RECORDS SHOWN:
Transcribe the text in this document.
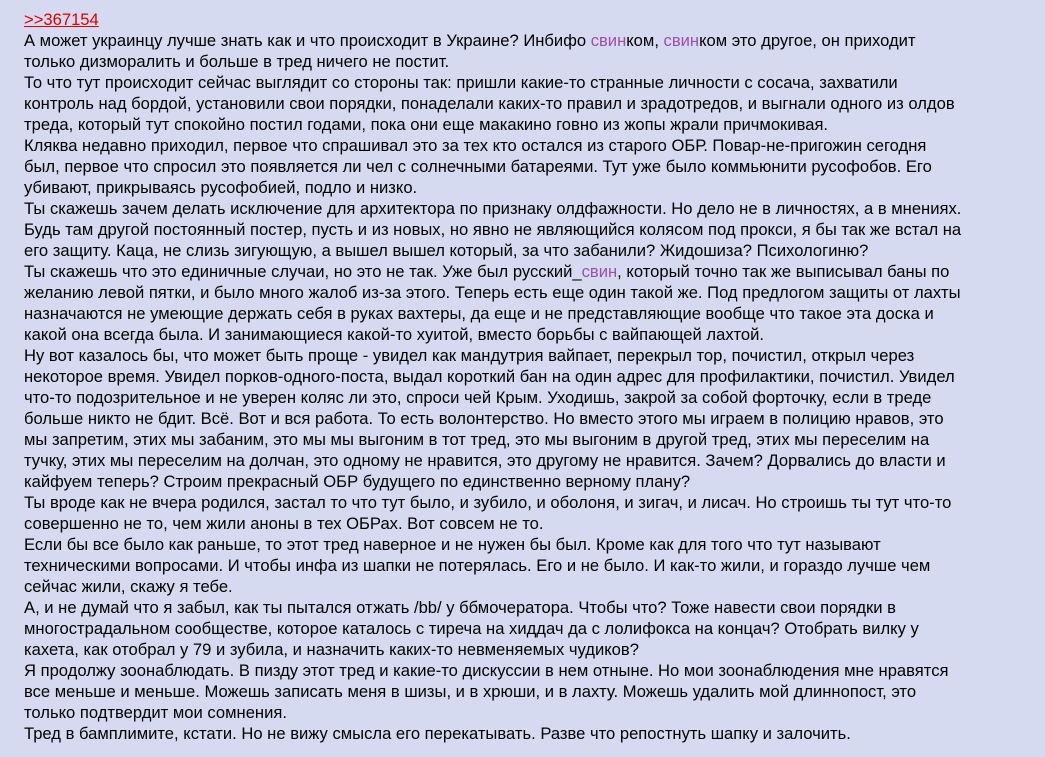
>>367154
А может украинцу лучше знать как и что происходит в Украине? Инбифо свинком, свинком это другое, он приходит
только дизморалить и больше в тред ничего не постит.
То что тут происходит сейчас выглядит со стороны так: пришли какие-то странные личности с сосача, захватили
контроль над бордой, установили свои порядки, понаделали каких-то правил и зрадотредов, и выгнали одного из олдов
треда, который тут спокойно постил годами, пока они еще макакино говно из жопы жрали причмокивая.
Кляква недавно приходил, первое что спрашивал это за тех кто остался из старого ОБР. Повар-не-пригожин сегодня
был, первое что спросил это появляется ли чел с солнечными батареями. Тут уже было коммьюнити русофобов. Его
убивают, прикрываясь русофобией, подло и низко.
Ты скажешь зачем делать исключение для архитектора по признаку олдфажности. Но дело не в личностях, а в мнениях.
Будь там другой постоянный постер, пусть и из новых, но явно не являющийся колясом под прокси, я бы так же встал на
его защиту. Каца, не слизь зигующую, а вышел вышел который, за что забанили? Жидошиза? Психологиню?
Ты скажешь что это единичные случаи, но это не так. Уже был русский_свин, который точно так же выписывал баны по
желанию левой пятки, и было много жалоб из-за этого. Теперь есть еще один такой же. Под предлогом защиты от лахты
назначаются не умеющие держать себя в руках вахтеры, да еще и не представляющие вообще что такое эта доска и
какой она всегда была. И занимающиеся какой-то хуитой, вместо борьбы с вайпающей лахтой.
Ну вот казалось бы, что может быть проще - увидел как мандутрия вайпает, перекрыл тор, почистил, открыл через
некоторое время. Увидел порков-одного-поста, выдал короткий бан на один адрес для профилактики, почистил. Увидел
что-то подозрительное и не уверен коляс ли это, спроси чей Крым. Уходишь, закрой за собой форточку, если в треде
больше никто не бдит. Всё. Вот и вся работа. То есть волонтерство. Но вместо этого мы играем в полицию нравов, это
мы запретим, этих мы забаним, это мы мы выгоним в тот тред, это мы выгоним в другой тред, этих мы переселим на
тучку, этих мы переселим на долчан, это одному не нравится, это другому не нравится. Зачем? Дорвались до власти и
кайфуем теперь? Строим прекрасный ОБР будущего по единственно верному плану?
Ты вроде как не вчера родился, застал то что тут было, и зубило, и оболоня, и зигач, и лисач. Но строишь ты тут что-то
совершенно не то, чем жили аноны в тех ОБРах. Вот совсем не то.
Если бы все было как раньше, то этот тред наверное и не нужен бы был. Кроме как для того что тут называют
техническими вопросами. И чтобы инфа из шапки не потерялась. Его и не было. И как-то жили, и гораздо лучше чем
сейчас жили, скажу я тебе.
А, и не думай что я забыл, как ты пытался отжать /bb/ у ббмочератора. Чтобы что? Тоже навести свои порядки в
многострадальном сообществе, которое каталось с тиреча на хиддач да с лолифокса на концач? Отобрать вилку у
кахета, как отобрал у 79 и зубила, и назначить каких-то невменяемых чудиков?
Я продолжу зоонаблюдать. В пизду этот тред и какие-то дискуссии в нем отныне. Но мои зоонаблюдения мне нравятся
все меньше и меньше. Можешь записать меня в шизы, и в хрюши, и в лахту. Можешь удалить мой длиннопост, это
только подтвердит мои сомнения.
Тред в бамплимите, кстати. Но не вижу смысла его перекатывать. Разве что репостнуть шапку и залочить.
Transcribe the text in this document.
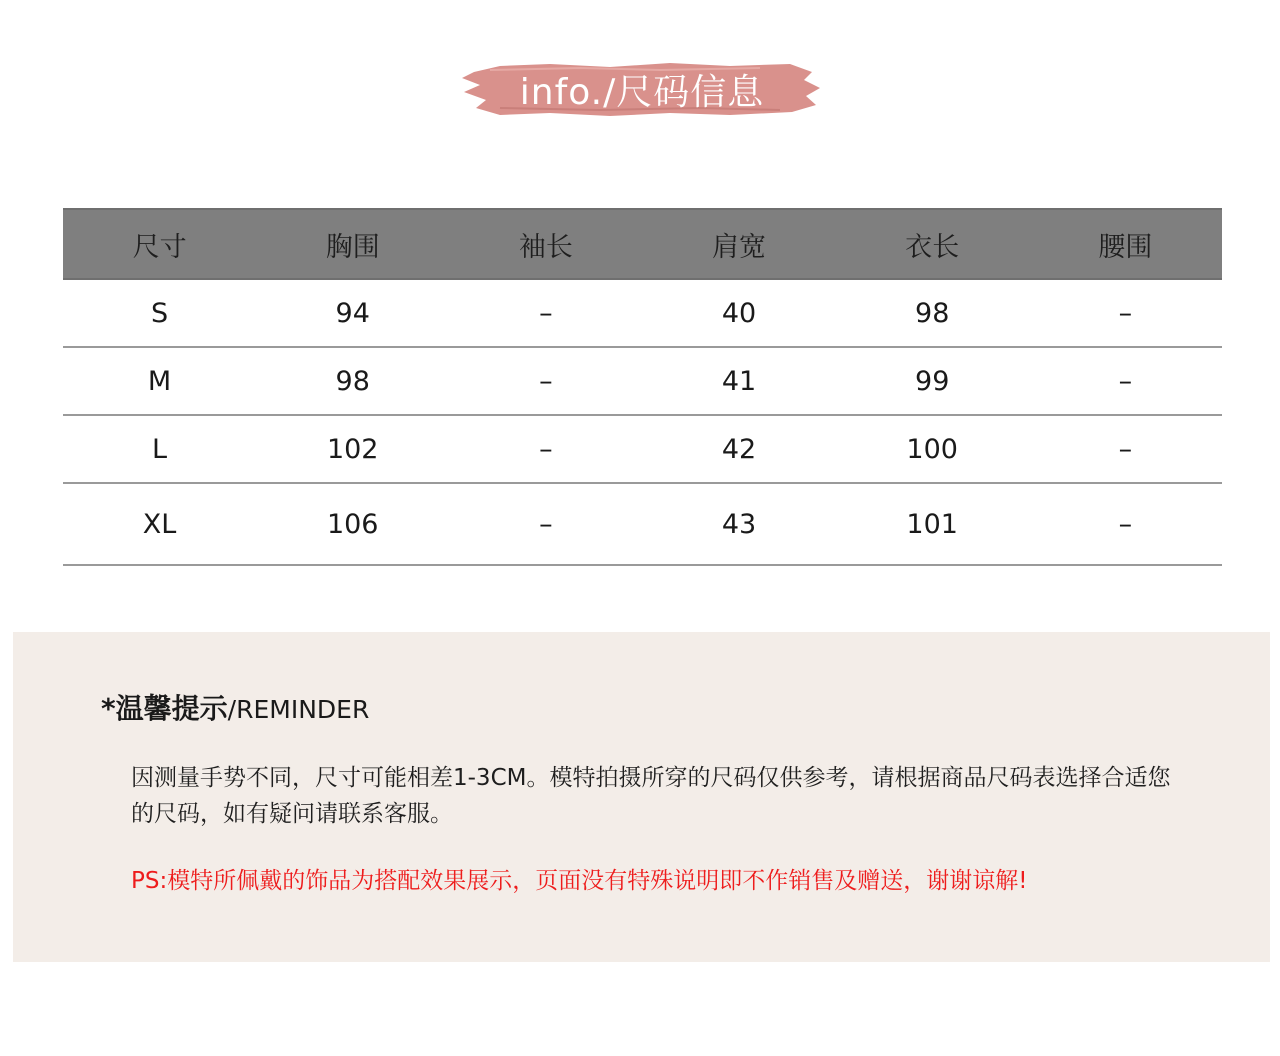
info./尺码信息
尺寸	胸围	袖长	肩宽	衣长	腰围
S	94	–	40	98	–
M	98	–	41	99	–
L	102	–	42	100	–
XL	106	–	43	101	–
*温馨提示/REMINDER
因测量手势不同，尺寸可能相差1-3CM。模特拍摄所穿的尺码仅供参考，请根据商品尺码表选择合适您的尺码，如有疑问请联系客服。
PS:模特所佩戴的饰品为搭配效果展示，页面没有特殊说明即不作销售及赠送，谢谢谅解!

...

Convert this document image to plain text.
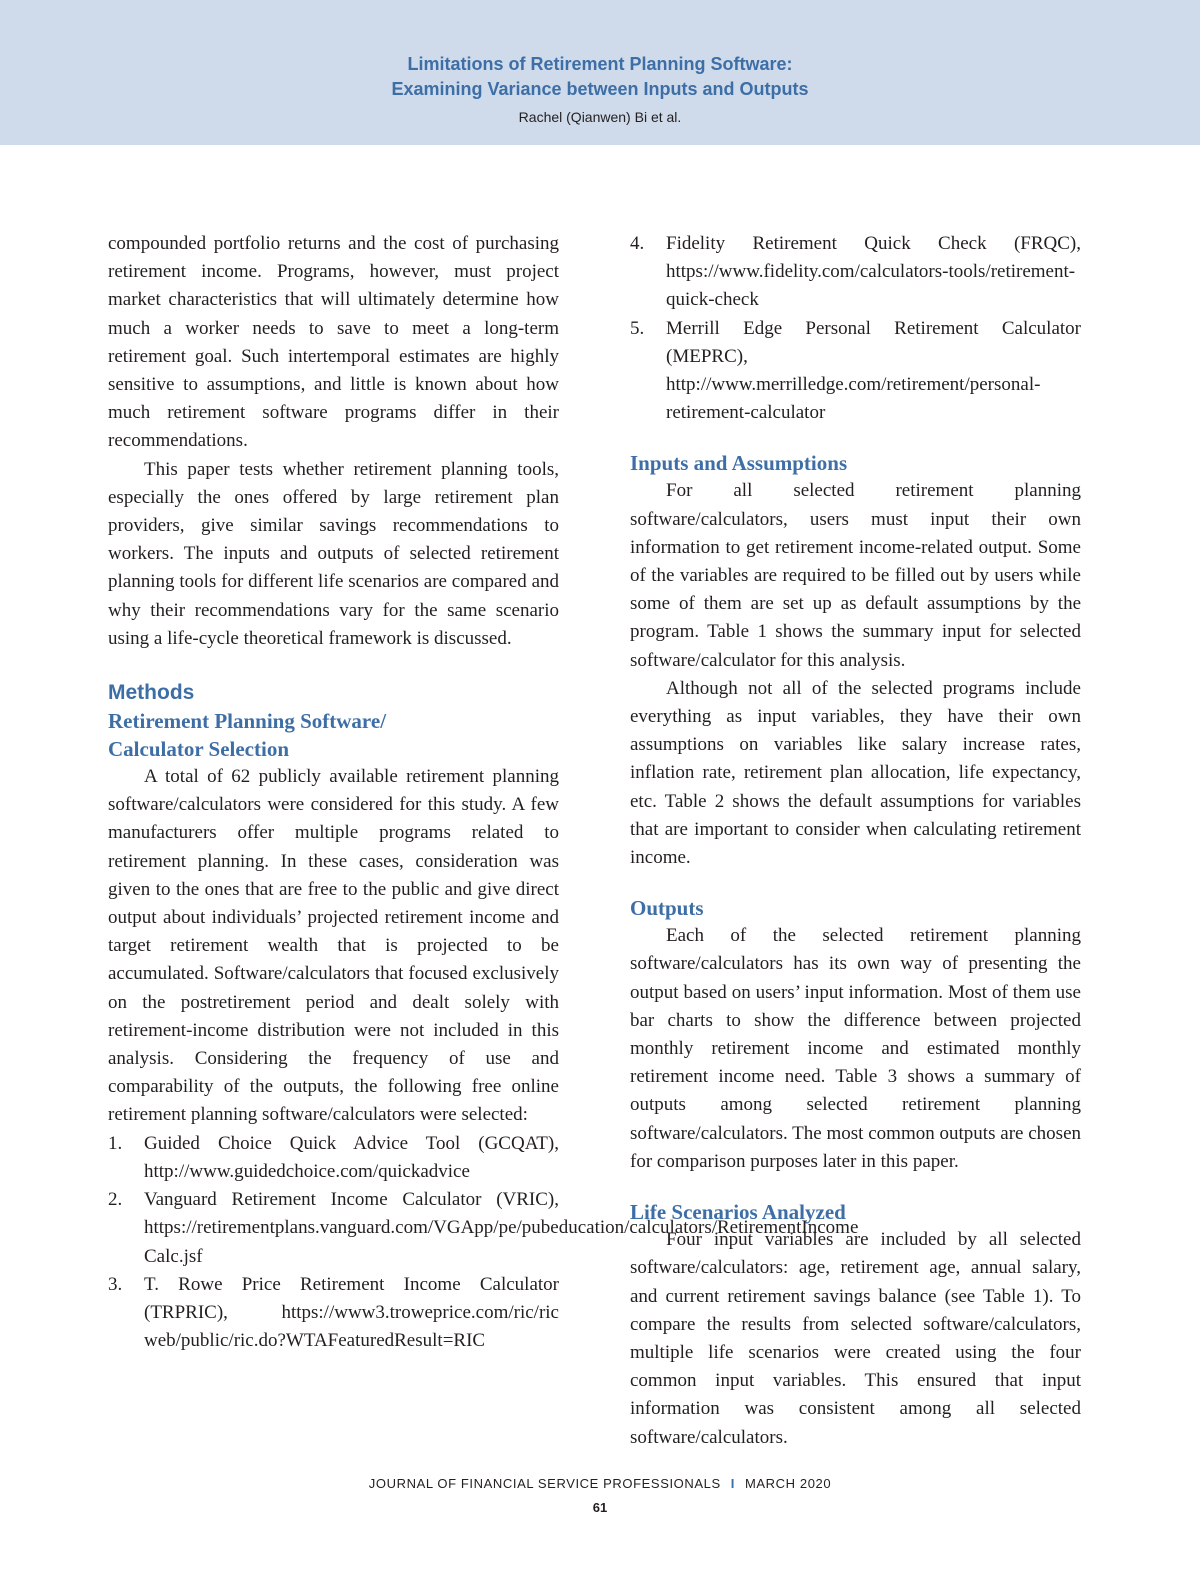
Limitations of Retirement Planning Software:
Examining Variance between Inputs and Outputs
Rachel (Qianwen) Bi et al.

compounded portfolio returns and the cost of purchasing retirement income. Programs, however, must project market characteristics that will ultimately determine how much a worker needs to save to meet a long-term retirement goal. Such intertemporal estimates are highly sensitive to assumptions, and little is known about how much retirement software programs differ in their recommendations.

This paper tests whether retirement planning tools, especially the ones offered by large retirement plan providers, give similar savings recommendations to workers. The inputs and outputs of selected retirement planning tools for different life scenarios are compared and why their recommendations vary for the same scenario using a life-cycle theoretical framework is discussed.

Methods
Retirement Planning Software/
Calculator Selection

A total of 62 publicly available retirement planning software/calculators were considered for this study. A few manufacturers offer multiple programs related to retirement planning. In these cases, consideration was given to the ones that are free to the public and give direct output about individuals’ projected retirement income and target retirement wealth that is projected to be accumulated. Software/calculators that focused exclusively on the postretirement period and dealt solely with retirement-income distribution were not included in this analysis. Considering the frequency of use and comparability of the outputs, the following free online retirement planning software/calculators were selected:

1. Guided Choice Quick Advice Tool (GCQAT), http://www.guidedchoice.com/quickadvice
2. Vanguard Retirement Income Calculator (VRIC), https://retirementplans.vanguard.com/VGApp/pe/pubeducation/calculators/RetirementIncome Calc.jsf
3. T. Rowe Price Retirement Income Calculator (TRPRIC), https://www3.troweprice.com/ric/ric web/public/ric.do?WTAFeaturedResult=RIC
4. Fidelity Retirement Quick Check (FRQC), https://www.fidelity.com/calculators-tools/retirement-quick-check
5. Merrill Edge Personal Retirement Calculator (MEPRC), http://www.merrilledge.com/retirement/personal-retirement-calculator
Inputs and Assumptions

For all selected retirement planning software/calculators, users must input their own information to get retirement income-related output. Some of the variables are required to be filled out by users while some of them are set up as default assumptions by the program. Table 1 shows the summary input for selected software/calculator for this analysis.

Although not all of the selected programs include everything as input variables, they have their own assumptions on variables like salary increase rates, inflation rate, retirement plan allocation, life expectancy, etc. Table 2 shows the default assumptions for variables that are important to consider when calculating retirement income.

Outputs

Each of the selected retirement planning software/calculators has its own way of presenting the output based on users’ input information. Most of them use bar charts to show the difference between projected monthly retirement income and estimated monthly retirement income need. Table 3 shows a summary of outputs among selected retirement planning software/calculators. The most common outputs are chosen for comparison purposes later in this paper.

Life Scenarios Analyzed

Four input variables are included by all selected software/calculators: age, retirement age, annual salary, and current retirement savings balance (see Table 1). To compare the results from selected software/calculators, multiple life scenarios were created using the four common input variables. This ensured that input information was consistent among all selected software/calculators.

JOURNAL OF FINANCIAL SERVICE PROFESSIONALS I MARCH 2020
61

PROBLEM TO SOLVE: Locate all lines holding the word "default", then copy them out.

SOLUTION FOR THIS PROBLEM:
For all selected retirement planning software/calculators, users must input their own information to get retirement income-related output. Some of the variables are required to be filled out by users while some of them are set up as default assumptions by the program. Table 1 shows the summary input for selected software/calculator for this analysis.
Although not all of the selected programs include everything as input variables, they have their own assumptions on variables like salary increase rates, inflation rate, retirement plan allocation, life expectancy, etc. Table 2 shows the default assumptions for variables that are important to consider when calculating retirement income.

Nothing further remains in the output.